Your task is to print every entry below exactly as given.

-------- MATERIAL FOR THIS TASK --------

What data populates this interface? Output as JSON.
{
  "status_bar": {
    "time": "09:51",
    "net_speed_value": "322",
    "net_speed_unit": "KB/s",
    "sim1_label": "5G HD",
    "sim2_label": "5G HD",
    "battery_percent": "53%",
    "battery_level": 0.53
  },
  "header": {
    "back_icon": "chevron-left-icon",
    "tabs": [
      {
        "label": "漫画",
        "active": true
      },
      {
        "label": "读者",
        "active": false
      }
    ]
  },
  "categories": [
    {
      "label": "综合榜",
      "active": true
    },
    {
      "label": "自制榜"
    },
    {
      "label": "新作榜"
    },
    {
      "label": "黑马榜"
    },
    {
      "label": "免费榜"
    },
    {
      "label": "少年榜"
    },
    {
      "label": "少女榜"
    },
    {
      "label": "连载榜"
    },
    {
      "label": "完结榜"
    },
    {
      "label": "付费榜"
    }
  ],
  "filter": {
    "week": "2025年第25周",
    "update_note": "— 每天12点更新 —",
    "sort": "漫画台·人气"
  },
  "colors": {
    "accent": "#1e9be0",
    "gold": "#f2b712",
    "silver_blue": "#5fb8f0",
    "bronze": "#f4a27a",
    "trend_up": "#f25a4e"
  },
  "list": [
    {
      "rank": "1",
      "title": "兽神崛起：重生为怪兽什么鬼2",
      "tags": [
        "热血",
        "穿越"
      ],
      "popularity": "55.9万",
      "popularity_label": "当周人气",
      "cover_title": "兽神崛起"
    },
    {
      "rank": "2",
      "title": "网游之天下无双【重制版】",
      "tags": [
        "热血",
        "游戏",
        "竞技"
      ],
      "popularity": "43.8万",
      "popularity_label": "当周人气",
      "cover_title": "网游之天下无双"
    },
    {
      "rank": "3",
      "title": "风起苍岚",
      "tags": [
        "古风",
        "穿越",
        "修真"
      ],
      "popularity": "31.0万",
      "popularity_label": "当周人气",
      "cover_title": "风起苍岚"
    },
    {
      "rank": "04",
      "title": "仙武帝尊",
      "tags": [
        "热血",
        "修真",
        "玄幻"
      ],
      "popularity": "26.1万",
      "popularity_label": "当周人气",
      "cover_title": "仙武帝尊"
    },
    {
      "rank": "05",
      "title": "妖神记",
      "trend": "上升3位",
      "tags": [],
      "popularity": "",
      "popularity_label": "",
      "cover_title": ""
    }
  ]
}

--------

TASK SOLUTION:
What data populates this interface? Output as JSON.
{
  "status_bar": {
    "time": "09:51",
    "net_speed_value": "322",
    "net_speed_unit": "KB/s",
    "sim1_label": "5G HD",
    "sim2_label": "5G HD",
    "battery_percent": "53%",
    "battery_level": 0.53
  },
  "header": {
    "back_icon": "chevron-left-icon",
    "tabs": [
      {
        "label": "漫画",
        "active": true
      },
      {
        "label": "读者",
        "active": false
      }
    ]
  },
  "categories": [
    {
      "label": "综合榜",
      "active": true
    },
    {
      "label": "自制榜"
    },
    {
      "label": "新作榜"
    },
    {
      "label": "黑马榜"
    },
    {
      "label": "免费榜"
    },
    {
      "label": "少年榜"
    },
    {
      "label": "少女榜"
    },
    {
      "label": "连载榜"
    },
    {
      "label": "完结榜"
    },
    {
      "label": "付费榜"
    }
  ],
  "filter": {
    "week": "2025年第25周",
    "update_note": "— 每天12点更新 —",
    "sort": "漫画台·人气"
  },
  "colors": {
    "accent": "#1e9be0",
    "gold": "#f2b712",
    "silver_blue": "#5fb8f0",
    "bronze": "#f4a27a",
    "trend_up": "#f25a4e"
  },
  "list": [
    {
      "rank": "1",
      "title": "兽神崛起：重生为怪兽什么鬼2",
      "tags": [
        "热血",
        "穿越"
      ],
      "popularity": "55.9万",
      "popularity_label": "当周人气",
      "cover_title": "兽神崛起"
    },
    {
      "rank": "2",
      "title": "网游之天下无双【重制版】",
      "tags": [
        "热血",
        "游戏",
        "竞技"
      ],
      "popularity": "43.8万",
      "popularity_label": "当周人气",
      "cover_title": "网游之天下无双"
    },
    {
      "rank": "3",
      "title": "风起苍岚",
      "tags": [
        "古风",
        "穿越",
        "修真"
      ],
      "popularity": "31.0万",
      "popularity_label": "当周人气",
      "cover_title": "风起苍岚"
    },
    {
      "rank": "04",
      "title": "仙武帝尊",
      "tags": [
        "热血",
        "修真",
        "玄幻"
      ],
      "popularity": "26.1万",
      "popularity_label": "当周人气",
      "cover_title": "仙武帝尊"
    },
    {
      "rank": "05",
      "title": "妖神记",
      "trend": "上升3位",
      "tags": [],
      "popularity": "",
      "popularity_label": "",
      "cover_title": ""
    }
  ]
}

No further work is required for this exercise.